=== Input material ===
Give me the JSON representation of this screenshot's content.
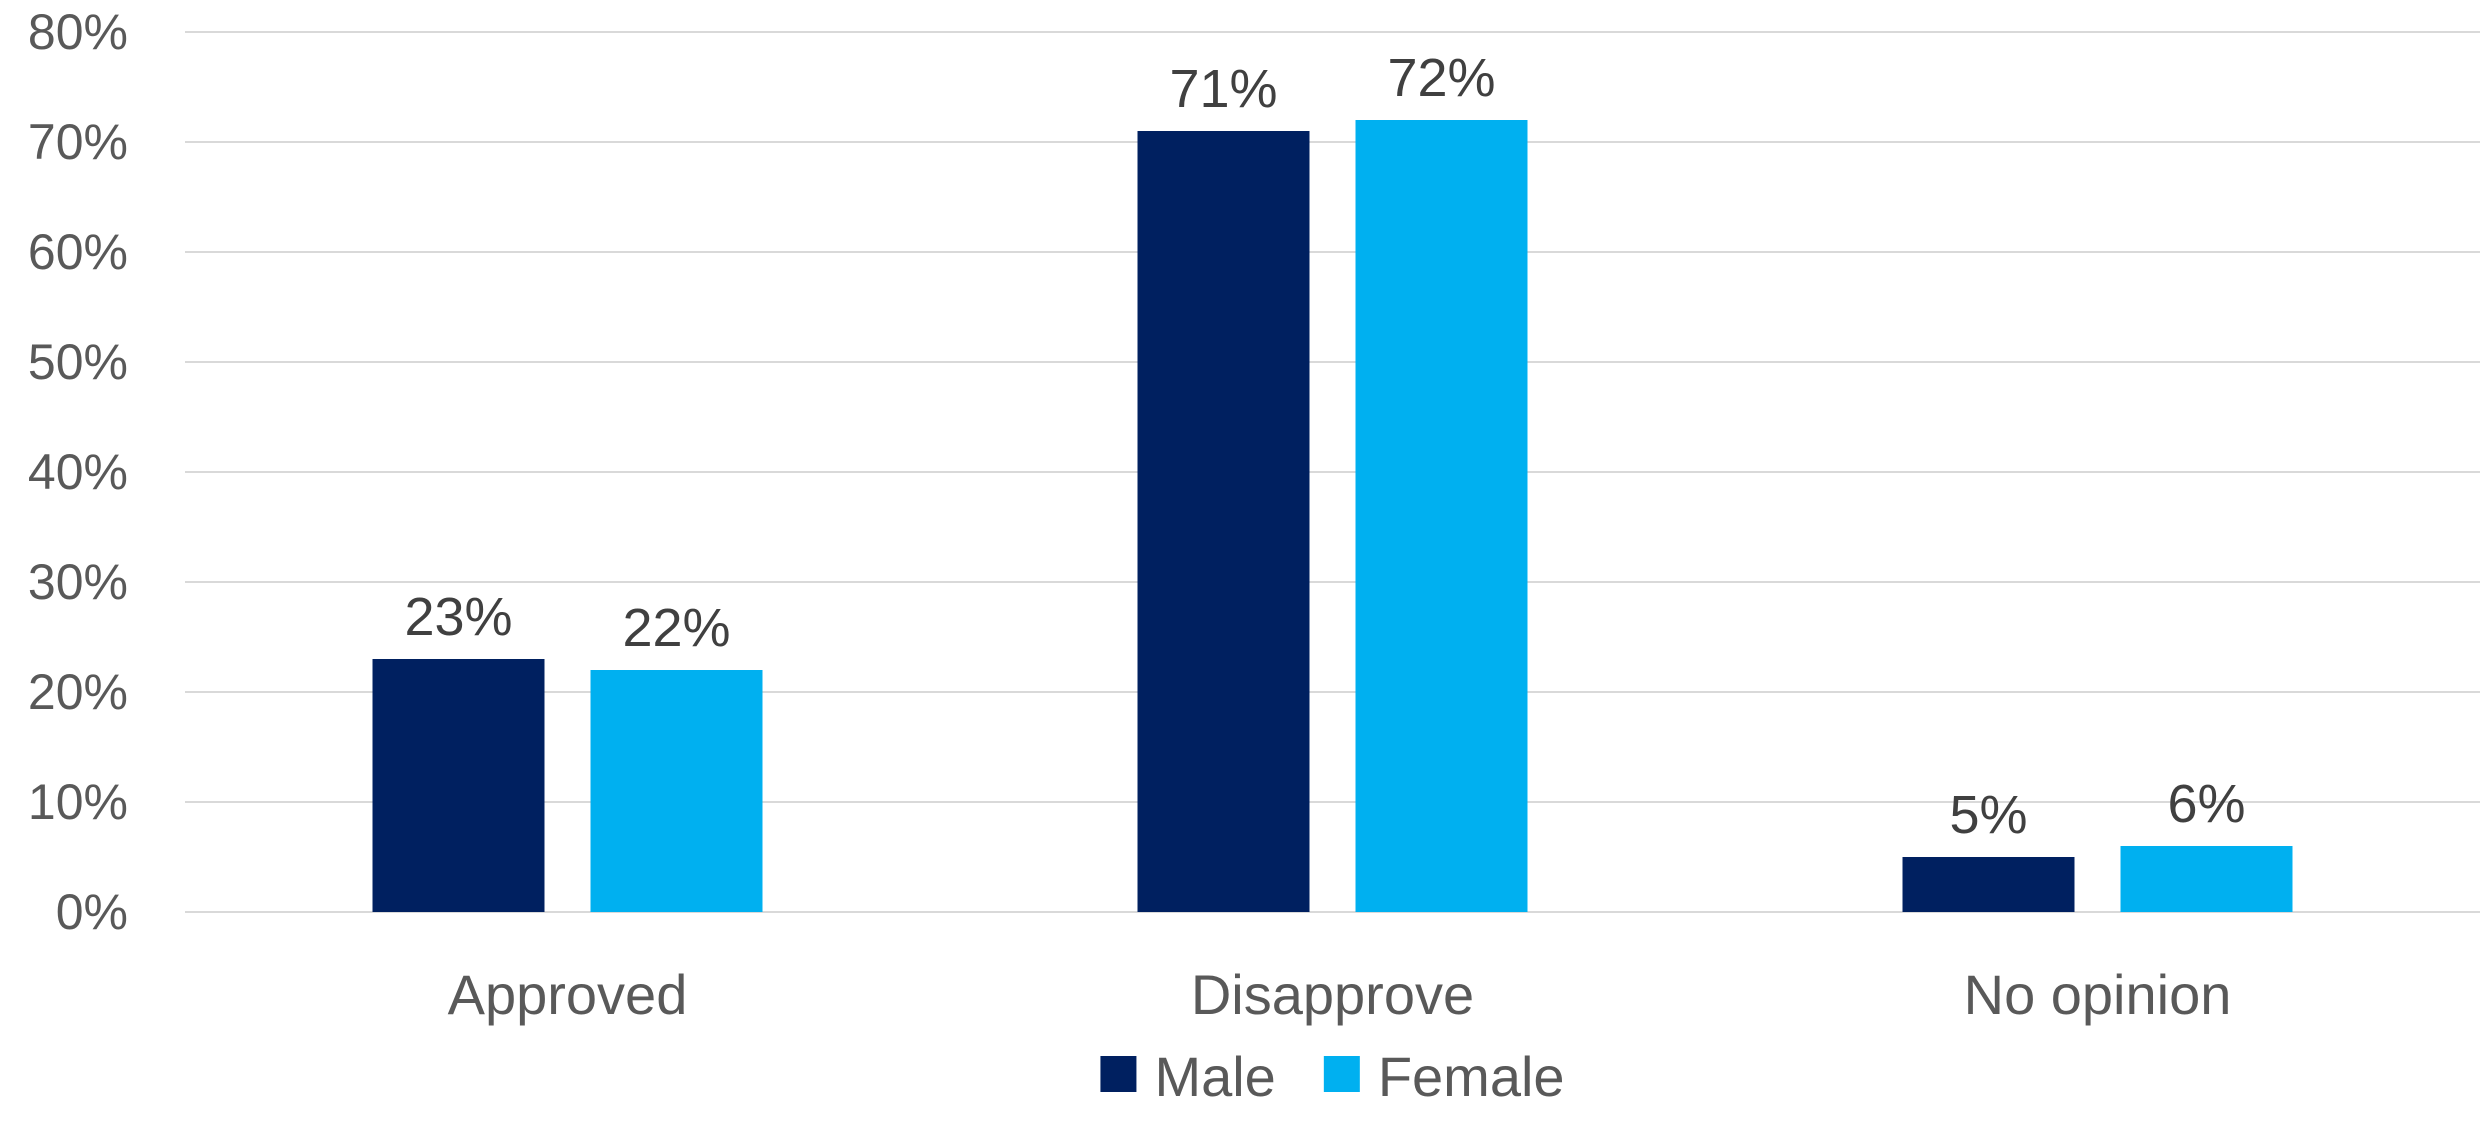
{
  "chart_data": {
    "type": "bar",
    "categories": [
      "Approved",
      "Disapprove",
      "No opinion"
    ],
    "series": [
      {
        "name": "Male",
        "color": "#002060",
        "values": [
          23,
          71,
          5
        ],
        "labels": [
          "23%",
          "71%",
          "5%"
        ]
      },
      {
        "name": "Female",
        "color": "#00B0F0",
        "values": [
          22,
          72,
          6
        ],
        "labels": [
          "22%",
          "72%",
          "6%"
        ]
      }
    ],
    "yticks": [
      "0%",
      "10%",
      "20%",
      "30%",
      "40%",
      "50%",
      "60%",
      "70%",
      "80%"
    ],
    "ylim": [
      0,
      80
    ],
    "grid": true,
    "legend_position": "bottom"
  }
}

=== What is expected ===
Can you retype every record above exactly, leaving out the pictures?

=== Output of the task ===
Give me the JSON representation of this screenshot's content.
{
  "chart_data": {
    "type": "bar",
    "categories": [
      "Approved",
      "Disapprove",
      "No opinion"
    ],
    "series": [
      {
        "name": "Male",
        "color": "#002060",
        "values": [
          23,
          71,
          5
        ],
        "labels": [
          "23%",
          "71%",
          "5%"
        ]
      },
      {
        "name": "Female",
        "color": "#00B0F0",
        "values": [
          22,
          72,
          6
        ],
        "labels": [
          "22%",
          "72%",
          "6%"
        ]
      }
    ],
    "yticks": [
      "0%",
      "10%",
      "20%",
      "30%",
      "40%",
      "50%",
      "60%",
      "70%",
      "80%"
    ],
    "ylim": [
      0,
      80
    ],
    "grid": true,
    "legend_position": "bottom"
  }
}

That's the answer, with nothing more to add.